Element placement data:
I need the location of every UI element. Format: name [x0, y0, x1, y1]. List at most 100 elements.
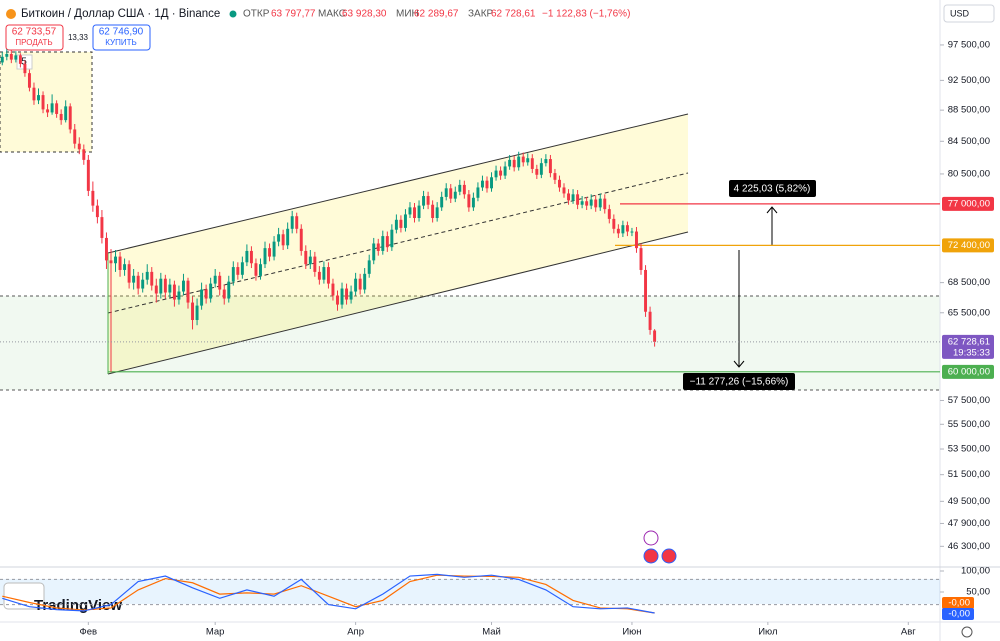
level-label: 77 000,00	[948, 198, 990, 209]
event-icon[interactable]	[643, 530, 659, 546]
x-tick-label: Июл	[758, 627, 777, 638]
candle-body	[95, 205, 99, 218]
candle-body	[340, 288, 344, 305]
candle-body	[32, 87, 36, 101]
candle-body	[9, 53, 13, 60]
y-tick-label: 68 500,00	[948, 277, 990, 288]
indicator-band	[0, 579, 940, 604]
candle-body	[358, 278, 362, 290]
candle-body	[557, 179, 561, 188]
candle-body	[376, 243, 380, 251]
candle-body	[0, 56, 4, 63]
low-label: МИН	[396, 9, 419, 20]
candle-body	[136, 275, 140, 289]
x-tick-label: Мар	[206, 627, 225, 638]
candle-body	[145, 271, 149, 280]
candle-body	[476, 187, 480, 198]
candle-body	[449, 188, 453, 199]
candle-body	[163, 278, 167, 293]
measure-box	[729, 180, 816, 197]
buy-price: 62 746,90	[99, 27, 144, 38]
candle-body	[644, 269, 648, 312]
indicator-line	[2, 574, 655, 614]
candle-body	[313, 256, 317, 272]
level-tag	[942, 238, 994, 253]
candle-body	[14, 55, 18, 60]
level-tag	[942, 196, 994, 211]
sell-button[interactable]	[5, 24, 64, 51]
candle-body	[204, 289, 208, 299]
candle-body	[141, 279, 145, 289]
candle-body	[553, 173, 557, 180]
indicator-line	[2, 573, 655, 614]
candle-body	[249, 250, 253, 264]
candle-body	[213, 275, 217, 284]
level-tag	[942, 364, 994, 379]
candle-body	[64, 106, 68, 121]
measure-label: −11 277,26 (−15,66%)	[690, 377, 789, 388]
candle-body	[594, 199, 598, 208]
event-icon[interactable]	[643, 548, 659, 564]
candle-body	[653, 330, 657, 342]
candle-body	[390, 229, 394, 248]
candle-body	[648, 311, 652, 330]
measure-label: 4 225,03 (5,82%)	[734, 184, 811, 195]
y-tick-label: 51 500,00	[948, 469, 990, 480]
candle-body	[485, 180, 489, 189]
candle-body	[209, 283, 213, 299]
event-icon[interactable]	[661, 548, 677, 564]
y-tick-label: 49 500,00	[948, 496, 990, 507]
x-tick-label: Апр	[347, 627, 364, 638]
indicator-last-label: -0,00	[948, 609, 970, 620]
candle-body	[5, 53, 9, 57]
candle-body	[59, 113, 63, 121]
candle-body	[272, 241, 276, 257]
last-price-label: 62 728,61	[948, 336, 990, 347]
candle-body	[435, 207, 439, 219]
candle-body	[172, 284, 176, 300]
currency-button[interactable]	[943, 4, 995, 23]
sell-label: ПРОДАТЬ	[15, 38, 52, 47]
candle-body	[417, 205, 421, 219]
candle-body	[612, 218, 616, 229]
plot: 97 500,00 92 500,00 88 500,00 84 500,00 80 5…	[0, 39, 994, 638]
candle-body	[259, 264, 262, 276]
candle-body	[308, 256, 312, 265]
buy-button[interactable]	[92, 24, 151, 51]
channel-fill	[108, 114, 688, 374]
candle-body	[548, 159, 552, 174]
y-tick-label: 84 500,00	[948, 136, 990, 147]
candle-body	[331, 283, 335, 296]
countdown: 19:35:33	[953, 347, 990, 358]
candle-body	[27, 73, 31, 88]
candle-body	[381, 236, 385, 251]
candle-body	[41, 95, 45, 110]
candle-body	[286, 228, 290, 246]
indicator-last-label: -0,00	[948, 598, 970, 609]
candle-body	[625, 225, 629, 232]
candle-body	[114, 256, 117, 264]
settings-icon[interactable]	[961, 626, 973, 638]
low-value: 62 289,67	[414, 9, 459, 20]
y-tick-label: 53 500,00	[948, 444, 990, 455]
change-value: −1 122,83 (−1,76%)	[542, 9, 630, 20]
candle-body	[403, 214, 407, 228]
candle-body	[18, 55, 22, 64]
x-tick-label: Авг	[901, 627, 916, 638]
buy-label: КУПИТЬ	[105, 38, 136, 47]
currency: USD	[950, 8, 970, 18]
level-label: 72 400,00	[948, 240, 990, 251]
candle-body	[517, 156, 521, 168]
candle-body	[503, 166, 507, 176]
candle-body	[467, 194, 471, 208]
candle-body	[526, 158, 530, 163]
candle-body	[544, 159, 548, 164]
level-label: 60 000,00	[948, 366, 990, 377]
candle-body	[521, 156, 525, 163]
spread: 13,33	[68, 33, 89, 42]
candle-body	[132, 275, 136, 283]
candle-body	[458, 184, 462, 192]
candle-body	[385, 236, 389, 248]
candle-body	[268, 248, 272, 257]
...
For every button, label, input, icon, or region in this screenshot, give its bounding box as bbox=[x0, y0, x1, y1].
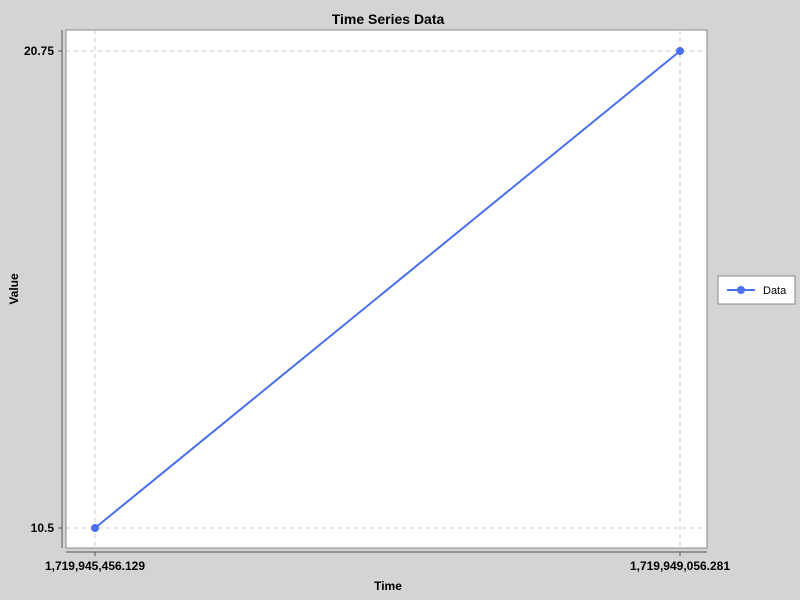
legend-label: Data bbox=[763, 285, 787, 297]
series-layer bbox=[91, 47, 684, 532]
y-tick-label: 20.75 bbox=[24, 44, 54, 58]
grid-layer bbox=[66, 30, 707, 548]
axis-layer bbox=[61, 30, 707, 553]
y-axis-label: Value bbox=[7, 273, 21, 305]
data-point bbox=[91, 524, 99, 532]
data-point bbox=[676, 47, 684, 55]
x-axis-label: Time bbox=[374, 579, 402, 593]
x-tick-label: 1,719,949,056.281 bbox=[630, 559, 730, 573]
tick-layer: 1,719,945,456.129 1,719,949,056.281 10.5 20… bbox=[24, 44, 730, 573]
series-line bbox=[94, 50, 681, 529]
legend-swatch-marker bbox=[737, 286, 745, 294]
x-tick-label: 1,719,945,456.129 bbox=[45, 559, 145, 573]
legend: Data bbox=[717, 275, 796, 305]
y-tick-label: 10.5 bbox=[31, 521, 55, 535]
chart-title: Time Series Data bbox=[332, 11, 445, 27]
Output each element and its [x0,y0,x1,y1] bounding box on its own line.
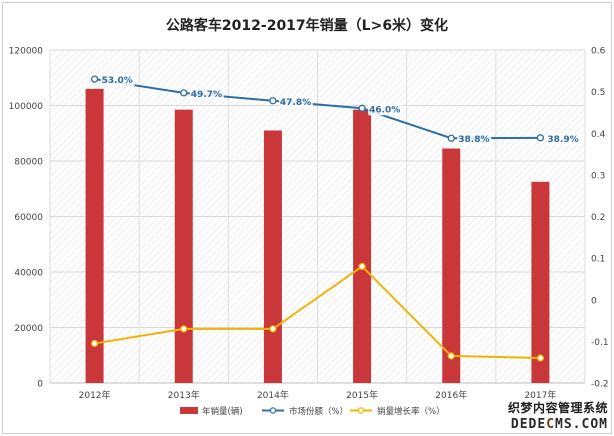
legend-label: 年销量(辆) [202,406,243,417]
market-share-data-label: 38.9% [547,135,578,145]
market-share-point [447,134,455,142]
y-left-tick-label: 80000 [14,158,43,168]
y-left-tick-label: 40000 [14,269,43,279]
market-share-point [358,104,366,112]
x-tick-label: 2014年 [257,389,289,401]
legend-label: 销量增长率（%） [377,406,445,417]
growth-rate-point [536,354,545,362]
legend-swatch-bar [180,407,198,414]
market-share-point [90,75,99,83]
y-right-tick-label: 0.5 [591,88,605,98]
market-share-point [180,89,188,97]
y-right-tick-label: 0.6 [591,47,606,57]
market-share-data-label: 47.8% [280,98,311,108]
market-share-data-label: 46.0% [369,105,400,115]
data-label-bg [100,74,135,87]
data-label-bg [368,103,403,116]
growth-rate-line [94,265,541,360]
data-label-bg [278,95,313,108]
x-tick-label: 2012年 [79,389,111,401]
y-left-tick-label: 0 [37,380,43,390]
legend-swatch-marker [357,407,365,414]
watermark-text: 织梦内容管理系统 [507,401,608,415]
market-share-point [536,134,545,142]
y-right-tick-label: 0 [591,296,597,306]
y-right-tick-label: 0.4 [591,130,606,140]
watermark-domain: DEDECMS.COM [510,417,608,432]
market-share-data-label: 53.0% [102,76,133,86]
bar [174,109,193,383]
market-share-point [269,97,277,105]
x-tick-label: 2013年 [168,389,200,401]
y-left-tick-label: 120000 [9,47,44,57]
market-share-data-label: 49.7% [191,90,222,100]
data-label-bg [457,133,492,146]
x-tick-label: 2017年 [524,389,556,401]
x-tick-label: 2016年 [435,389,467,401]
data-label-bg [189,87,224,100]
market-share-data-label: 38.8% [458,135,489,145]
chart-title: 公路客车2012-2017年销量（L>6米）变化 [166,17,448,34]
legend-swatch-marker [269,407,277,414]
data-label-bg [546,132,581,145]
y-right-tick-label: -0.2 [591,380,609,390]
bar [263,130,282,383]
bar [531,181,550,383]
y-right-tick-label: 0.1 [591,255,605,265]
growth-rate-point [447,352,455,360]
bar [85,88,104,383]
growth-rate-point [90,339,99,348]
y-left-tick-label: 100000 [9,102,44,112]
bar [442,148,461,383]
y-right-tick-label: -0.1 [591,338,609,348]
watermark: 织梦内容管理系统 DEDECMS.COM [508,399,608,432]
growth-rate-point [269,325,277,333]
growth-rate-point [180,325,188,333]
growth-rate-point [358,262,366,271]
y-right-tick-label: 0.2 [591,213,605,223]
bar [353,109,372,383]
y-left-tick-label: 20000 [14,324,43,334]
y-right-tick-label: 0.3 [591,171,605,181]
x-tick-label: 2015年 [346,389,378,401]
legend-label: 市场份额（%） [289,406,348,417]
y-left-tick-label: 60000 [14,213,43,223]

* What you need to do *
Copy the records from the line with "For every button, label, input, icon, or" up to and including the line with "Output each element", unchanged. Omit the pictures.

* Correct response *
For every button, label, input, icon, or region in this screenshot, give its bounding box as bbox=[x0, y0, x1, y1].
legend-label: Data bbox=[763, 285, 787, 297]
series-layer bbox=[91, 47, 684, 532]
y-tick-label: 20.75 bbox=[24, 44, 54, 58]
grid-layer bbox=[66, 30, 707, 548]
axis-layer bbox=[61, 30, 707, 553]
y-axis-label: Value bbox=[7, 273, 21, 305]
data-point bbox=[91, 524, 99, 532]
data-point bbox=[676, 47, 684, 55]
x-axis-label: Time bbox=[374, 579, 402, 593]
x-tick-label: 1,719,949,056.281 bbox=[630, 559, 730, 573]
tick-layer: 1,719,945,456.129 1,719,949,056.281 10.5 20… bbox=[24, 44, 730, 573]
series-line bbox=[94, 50, 681, 529]
legend-swatch-marker bbox=[737, 286, 745, 294]
x-tick-label: 1,719,945,456.129 bbox=[45, 559, 145, 573]
legend: Data bbox=[717, 275, 796, 305]
y-tick-label: 10.5 bbox=[31, 521, 55, 535]
chart-title: Time Series Data bbox=[332, 11, 445, 27]
Output each element and its [x0,y0,x1,y1] bounding box on its own line.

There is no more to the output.